+++ EXTRACTED INFORMATION +++

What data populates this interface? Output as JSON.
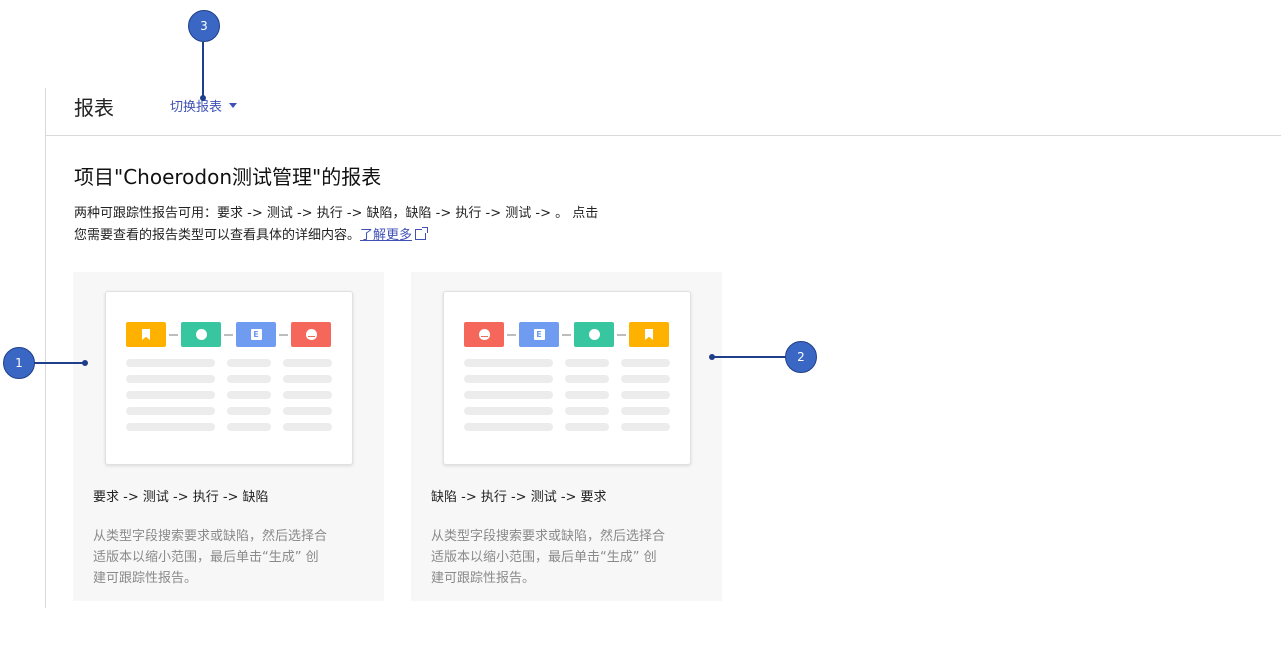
{
  "header": {
    "title": "报表",
    "switch_label": "切换报表"
  },
  "intro": {
    "heading": "项目\"Choerodon测试管理\"的报表",
    "line1": "两种可跟踪性报告可用：要求 -> 测试 -> 执行 -> 缺陷，缺陷 -> 执行 -> 测试 -> 。 点击",
    "line2": "您需要查看的报告类型可以查看具体的详细内容。",
    "learn_more": "了解更多"
  },
  "cards": [
    {
      "title": "要求 -> 测试 -> 执行 -> 缺陷",
      "desc_line1": "从类型字段搜索要求或缺陷，然后选择合",
      "desc_line2": "适版本以缩小范围，最后单击“生成” 创",
      "desc_line3": "建可跟踪性报告。",
      "chips": [
        "bookmark-icon",
        "compass-icon",
        "execution-icon",
        "bug-icon"
      ]
    },
    {
      "title": "缺陷 -> 执行 -> 测试 -> 要求",
      "desc_line1": "从类型字段搜索要求或缺陷，然后选择合",
      "desc_line2": "适版本以缩小范围，最后单击“生成” 创",
      "desc_line3": "建可跟踪性报告。",
      "chips": [
        "bug-icon",
        "execution-icon",
        "compass-icon",
        "bookmark-icon"
      ]
    }
  ],
  "callouts": {
    "one": "1",
    "two": "2",
    "three": "3"
  },
  "colors": {
    "accent": "#3f51b5",
    "chip_bookmark": "#ffb100",
    "chip_compass": "#38c6a0",
    "chip_execution": "#6f9cf0",
    "chip_bug": "#f5675b",
    "callout": "#3b67c4"
  }
}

+++

- [GOAL]:
Filter the listing for the word "title" and copy every line that holds it.

- [WRITTEN SOLUTION]:
    "title": "报表",
      "title": "要求 -> 测试 -> 执行 -> 缺陷",
      "title": "缺陷 -> 执行 -> 测试 -> 要求",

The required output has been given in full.